__What the task asks__: Return each line of the material verbatim.

__Dataset content__:
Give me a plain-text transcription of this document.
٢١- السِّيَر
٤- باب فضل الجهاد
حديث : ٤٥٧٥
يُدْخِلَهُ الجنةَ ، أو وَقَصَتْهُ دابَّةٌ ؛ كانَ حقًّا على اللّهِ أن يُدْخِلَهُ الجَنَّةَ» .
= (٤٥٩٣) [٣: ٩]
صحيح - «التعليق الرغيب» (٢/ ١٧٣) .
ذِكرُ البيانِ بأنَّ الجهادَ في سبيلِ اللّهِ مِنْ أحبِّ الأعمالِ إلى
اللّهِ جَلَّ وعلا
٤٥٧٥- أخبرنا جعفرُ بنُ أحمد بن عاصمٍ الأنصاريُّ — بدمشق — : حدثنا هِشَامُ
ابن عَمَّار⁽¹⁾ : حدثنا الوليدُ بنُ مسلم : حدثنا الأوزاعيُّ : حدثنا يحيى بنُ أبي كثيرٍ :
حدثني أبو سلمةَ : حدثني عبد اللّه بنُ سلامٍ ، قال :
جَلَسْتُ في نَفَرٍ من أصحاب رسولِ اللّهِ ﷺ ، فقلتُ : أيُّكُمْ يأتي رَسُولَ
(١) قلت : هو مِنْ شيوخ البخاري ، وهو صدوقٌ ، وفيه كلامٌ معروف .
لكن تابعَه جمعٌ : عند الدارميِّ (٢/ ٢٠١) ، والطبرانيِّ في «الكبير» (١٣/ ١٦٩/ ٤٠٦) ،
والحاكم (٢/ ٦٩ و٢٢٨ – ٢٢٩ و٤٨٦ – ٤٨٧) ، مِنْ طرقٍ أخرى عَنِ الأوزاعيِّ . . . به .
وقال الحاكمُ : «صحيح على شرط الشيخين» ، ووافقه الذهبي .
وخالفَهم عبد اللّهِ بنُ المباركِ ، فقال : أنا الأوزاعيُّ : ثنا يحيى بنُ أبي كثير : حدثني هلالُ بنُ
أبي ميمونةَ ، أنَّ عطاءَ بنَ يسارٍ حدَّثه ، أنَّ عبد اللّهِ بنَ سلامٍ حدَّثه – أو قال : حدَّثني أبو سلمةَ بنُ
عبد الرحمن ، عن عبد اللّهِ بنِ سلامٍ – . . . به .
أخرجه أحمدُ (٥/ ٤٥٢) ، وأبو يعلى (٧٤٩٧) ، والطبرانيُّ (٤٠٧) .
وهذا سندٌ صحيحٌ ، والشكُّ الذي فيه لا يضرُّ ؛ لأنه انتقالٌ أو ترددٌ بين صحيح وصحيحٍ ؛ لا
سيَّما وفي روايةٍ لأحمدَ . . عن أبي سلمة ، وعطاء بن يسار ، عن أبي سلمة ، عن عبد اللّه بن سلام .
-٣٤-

__Written answer__:
Give me a plain-text transcription of this document.
٢١- السِّيَر
٤- باب فضل الجهاد
حديث : ٤٥٧٥
يُدْخِلَهُ الجنةَ ، أو وَقَصَتْهُ دابَّةٌ ؛ كانَ حقًّا على اللّهِ أن يُدْخِلَهُ الجَنَّةَ» .
= (٤٥٩٣) [٣: ٩]
صحيح - «التعليق الرغيب» (٢/ ١٧٣) .
ذِكرُ البيانِ بأنَّ الجهادَ في سبيلِ اللّهِ مِنْ أحبِّ الأعمالِ إلى
اللّهِ جَلَّ وعلا
٤٥٧٥- أخبرنا جعفرُ بنُ أحمد بن عاصمٍ الأنصاريُّ — بدمشق — : حدثنا هِشَامُ
ابن عَمَّار⁽¹⁾ : حدثنا الوليدُ بنُ مسلم : حدثنا الأوزاعيُّ : حدثنا يحيى بنُ أبي كثيرٍ :
حدثني أبو سلمةَ : حدثني عبد اللّه بنُ سلامٍ ، قال :
جَلَسْتُ في نَفَرٍ من أصحاب رسولِ اللّهِ ﷺ ، فقلتُ : أيُّكُمْ يأتي رَسُولَ
(١) قلت : هو مِنْ شيوخ البخاري ، وهو صدوقٌ ، وفيه كلامٌ معروف .
لكن تابعَه جمعٌ : عند الدارميِّ (٢/ ٢٠١) ، والطبرانيِّ في «الكبير» (١٣/ ١٦٩/ ٤٠٦) ،
والحاكم (٢/ ٦٩ و٢٢٨ – ٢٢٩ و٤٨٦ – ٤٨٧) ، مِنْ طرقٍ أخرى عَنِ الأوزاعيِّ . . . به .
وقال الحاكمُ : «صحيح على شرط الشيخين» ، ووافقه الذهبي .
وخالفَهم عبد اللّهِ بنُ المباركِ ، فقال : أنا الأوزاعيُّ : ثنا يحيى بنُ أبي كثير : حدثني هلالُ بنُ
أبي ميمونةَ ، أنَّ عطاءَ بنَ يسارٍ حدَّثه ، أنَّ عبد اللّهِ بنَ سلامٍ حدَّثه – أو قال : حدَّثني أبو سلمةَ بنُ
عبد الرحمن ، عن عبد اللّهِ بنِ سلامٍ – . . . به .
أخرجه أحمدُ (٥/ ٤٥٢) ، وأبو يعلى (٧٤٩٧) ، والطبرانيُّ (٤٠٧) .
وهذا سندٌ صحيحٌ ، والشكُّ الذي فيه لا يضرُّ ؛ لأنه انتقالٌ أو ترددٌ بين صحيح وصحيحٍ ؛ لا
سيَّما وفي روايةٍ لأحمدَ . . عن أبي سلمة ، وعطاء بن يسار ، عن أبي سلمة ، عن عبد اللّه بن سلام .
-٣٤-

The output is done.